Materials provided:
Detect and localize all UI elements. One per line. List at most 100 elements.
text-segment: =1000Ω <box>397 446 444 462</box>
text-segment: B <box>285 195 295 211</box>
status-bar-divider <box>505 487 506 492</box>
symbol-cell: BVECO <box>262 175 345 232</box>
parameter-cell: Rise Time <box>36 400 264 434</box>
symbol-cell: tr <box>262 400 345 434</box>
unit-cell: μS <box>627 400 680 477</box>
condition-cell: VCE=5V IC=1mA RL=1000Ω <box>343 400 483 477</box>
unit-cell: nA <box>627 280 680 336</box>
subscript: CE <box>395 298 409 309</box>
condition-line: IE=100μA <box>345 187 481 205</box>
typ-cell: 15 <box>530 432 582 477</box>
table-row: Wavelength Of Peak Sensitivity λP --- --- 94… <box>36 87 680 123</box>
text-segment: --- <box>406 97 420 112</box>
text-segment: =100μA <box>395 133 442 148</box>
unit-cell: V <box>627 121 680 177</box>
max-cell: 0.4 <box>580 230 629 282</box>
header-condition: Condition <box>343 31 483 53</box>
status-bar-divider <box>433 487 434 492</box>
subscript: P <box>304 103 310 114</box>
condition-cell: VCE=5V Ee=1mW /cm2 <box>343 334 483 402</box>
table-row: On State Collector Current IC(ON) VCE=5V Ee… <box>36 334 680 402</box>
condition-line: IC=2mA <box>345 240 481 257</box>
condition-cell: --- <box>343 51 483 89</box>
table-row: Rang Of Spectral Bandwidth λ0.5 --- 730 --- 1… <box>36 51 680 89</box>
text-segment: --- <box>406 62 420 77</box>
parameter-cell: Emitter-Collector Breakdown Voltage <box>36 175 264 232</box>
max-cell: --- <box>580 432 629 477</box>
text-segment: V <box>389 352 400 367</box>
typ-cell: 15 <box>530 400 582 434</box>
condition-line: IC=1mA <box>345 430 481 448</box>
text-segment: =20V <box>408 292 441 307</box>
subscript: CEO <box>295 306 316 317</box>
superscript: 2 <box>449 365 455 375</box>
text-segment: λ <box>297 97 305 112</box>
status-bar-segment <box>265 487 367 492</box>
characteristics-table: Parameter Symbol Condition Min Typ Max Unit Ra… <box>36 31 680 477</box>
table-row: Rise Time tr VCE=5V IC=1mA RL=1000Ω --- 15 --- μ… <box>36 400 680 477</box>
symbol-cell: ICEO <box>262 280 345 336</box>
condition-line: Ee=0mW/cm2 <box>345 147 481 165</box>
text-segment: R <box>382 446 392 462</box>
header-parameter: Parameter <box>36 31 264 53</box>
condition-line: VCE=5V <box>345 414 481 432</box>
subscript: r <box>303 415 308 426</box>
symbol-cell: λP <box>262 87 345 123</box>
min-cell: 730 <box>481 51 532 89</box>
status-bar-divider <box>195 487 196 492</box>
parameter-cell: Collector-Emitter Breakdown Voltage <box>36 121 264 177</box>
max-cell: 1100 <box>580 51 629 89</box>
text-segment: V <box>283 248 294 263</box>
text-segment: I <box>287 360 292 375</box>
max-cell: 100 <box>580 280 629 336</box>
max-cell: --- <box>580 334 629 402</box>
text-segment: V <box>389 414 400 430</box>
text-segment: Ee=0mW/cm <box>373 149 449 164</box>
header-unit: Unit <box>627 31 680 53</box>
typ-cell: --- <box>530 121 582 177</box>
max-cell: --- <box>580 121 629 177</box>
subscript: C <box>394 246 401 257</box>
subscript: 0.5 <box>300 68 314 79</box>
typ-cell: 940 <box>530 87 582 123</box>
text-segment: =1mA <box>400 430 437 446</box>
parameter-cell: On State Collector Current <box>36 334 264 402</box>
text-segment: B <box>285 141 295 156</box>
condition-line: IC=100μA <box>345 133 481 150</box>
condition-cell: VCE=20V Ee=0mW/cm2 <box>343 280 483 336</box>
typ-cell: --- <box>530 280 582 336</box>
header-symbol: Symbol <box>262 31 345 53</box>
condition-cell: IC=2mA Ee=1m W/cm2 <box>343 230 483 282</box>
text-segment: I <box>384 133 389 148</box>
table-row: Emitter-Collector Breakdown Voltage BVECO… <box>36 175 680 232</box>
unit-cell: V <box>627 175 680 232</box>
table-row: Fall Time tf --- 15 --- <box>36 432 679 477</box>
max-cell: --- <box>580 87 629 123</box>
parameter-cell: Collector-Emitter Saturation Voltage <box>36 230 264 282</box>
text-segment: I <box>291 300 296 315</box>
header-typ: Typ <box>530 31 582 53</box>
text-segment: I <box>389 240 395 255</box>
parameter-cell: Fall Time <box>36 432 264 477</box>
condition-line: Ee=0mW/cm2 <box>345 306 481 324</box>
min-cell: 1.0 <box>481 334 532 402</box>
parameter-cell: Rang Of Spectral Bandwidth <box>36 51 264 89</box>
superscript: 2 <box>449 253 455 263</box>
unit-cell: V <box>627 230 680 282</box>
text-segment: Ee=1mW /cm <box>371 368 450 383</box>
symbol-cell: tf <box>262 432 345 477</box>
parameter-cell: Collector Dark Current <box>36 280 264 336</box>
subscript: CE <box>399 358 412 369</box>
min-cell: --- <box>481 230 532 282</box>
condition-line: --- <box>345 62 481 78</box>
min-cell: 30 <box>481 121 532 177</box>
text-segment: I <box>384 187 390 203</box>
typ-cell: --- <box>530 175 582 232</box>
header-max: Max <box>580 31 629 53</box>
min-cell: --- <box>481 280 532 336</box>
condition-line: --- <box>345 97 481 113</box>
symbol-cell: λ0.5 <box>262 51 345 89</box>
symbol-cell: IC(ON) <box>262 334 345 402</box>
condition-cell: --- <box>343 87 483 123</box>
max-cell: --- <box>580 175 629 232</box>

Task details:
Convert every line of the records above into a JSON list of strings, with one string per line and blank lines left out.

Expected answer:
[
  "Detect and localize all UI elements. One per line. List at most 100 elements.",
  "text-segment: =1000Ω <box>397 446 444 462</box>",
  "text-segment: B <box>285 195 295 211</box>",
  "status-bar-divider <box>505 487 506 492</box>",
  "symbol-cell: BVECO <box>262 175 345 232</box>",
  "parameter-cell: Rise Time <box>36 400 264 434</box>",
  "symbol-cell: tr <box>262 400 345 434</box>",
  "unit-cell: μS <box>627 400 680 477</box>",
  "condition-cell: VCE=5V IC=1mA RL=1000Ω <box>343 400 483 477</box>",
  "unit-cell: nA <box>627 280 680 336</box>",
  "subscript: CE <box>395 298 409 309</box>",
  "condition-line: IE=100μA <box>345 187 481 205</box>",
  "typ-cell: 15 <box>530 432 582 477</box>",
  "table-row: Wavelength Of Peak Sensitivity λP --- --- 94… <box>36 87 680 123</box>",
  "text-segment: --- <box>406 97 420 112</box>",
  "text-segment: =100μA <box>395 133 442 148</box>",
  "unit-cell: V <box>627 121 680 177</box>",
  "max-cell: 0.4 <box>580 230 629 282</box>",
  "header-condition: Condition <box>343 31 483 53</box>",
  "status-bar-divider <box>433 487 434 492</box>",
  "subscript: P <box>304 103 310 114</box>",
  "condition-cell: VCE=5V Ee=1mW /cm2 <box>343 334 483 402</box>",
  "table-row: On State Collector Current IC(ON) VCE=5V Ee… <box>36 334 680 402</box>",
  "condition-line: IC=2mA <box>345 240 481 257</box>",
  "condition-cell: --- <box>343 51 483 89</box>",
  "table-row: Rang Of Spectral Bandwidth λ0.5 --- 730 --- 1… <box>36 51 680 89</box>",
  "text-segment: --- <box>406 62 420 77</box>",
  "parameter-cell: Emitter-Collector Breakdown Voltage <box>36 175 264 232</box>",
  "max-cell: --- <box>580 432 629 477</box>",
  "text-segment: V <box>389 352 400 367</box>",
  "typ-cell: 15 <box>530 400 582 434</box>",
  "condition-line: IC=1mA <box>345 430 481 448</box>",
  "text-segment: =20V <box>408 292 441 307</box>",
  "subscript: CEO <box>295 306 316 317</box>",
  "superscript: 2 <box>449 365 455 375</box>",
  "text-segment: λ <box>297 97 305 112</box>",
  "status-bar-segment <box>265 487 367 492</box>",
  "characteristics-table: Parameter Symbol Condition Min Typ Max Unit Ra… <box>36 31 680 477</box>",
  "table-row: Rise Time tr VCE=5V IC=1mA RL=1000Ω --- 15 --- μ… <box>36 400 680 477</box>",
  "symbol-cell: ICEO <box>262 280 345 336</box>",
  "condition-line: Ee=0mW/cm2 <box>345 147 481 165</box>",
  "text-segment: R <box>382 446 392 462</box>",
  "header-parameter: Parameter <box>36 31 264 53</box>",
  "condition-line: VCE=5V <box>345 414 481 432</box>",
  "subscript: r <box>303 415 308 426</box>",
  "symbol-cell: λP <box>262 87 345 123</box>",
  "min-cell: 730 <box>481 51 532 89</box>",
  "status-bar-divider <box>195 487 196 492</box>",
  "parameter-cell: Collector-Emitter Breakdown Voltage <box>36 121 264 177</box>",
  "max-cell: 1100 <box>580 51 629 89</box>",
  "text-segment: V <box>283 248 294 263</box>",
  "text-segment: I <box>287 360 292 375</box>",
  "max-cell: 100 <box>580 280 629 336</box>",
  "max-cell: --- <box>580 334 629 402</box>",
  "text-segment: V <box>389 414 400 430</box>",
  "text-segment: Ee=0mW/cm <box>373 149 449 164</box>",
  "header-unit: Unit <box>627 31 680 53</box>",
  "typ-cell: --- <box>530 121 582 177</box>",
  "max-cell: --- <box>580 121 629 177</box>",
  "subscript: C <box>394 246 401 257</box>",
  "subscript: 0.5 <box>300 68 314 79</box>",
  "typ-cell: 940 <box>530 87 582 123</box>",
  "text-segment: =1mA <box>400 430 437 446</box>",
  "parameter-cell: On State Collector Current <box>36 334 264 402</box>",
  "text-segment: B <box>285 141 295 156</box>",
  "condition-line: IC=100μA <box>345 133 481 150</box>",
  "condition-cell: VCE=20V Ee=0mW/cm2 <box>343 280 483 336</box>",
  "typ-cell: --- <box>530 280 582 336</box>",
  "header-symbol: Symbol <box>262 31 345 53</box>",
  "condition-cell: IC=2mA Ee=1m W/cm2 <box>343 230 483 282</box>",
  "text-segment: I <box>384 133 389 148</box>",
  "table-row: Emitter-Collector Breakdown Voltage BVECO… <box>36 175 680 232</box>",
  "unit-cell: V <box>627 175 680 232</box>",
  "table-row: Fall Time tf --- 15 --- <box>36 432 679 477</box>",
  "max-cell: --- <box>580 87 629 123</box>",
  "parameter-cell: Collector-Emitter Saturation Voltage <box>36 230 264 282</box>",
  "text-segment: I <box>291 300 296 315</box>",
  "header-typ: Typ <box>530 31 582 53</box>",
  "text-segment: I <box>389 240 395 255</box>",
  "parameter-cell: Fall Time <box>36 432 264 477</box>",
  "condition-line: Ee=0mW/cm2 <box>345 306 481 324</box>",
  "min-cell: 1.0 <box>481 334 532 402</box>",
  "parameter-cell: Rang Of Spectral Bandwidth <box>36 51 264 89</box>",
  "superscript: 2 <box>449 253 455 263</box>",
  "unit-cell: V <box>627 230 680 282</box>",
  "text-segment: Ee=1mW /cm <box>371 368 450 383</box>",
  "symbol-cell: tf <box>262 432 345 477</box>",
  "parameter-cell: Collector Dark Current <box>36 280 264 336</box>",
  "subscript: CE <box>399 358 412 369</box>",
  "min-cell: --- <box>481 230 532 282</box>",
  "condition-line: --- <box>345 62 481 78</box>",
  "min-cell: 30 <box>481 121 532 177</box>",
  "text-segment: I <box>384 187 390 203</box>",
  "typ-cell: --- <box>530 175 582 232</box>",
  "header-max: Max <box>580 31 629 53</box>",
  "min-cell: --- <box>481 280 532 336</box>",
  "condition-line: --- <box>345 97 481 113</box>",
  "symbol-cell: λ0.5 <box>262 51 345 89</box>",
  "symbol-cell: IC(ON) <box>262 334 345 402</box>",
  "condition-cell: --- <box>343 87 483 123</box>",
  "max-cell: --- <box>580 175 629 232</box>"
]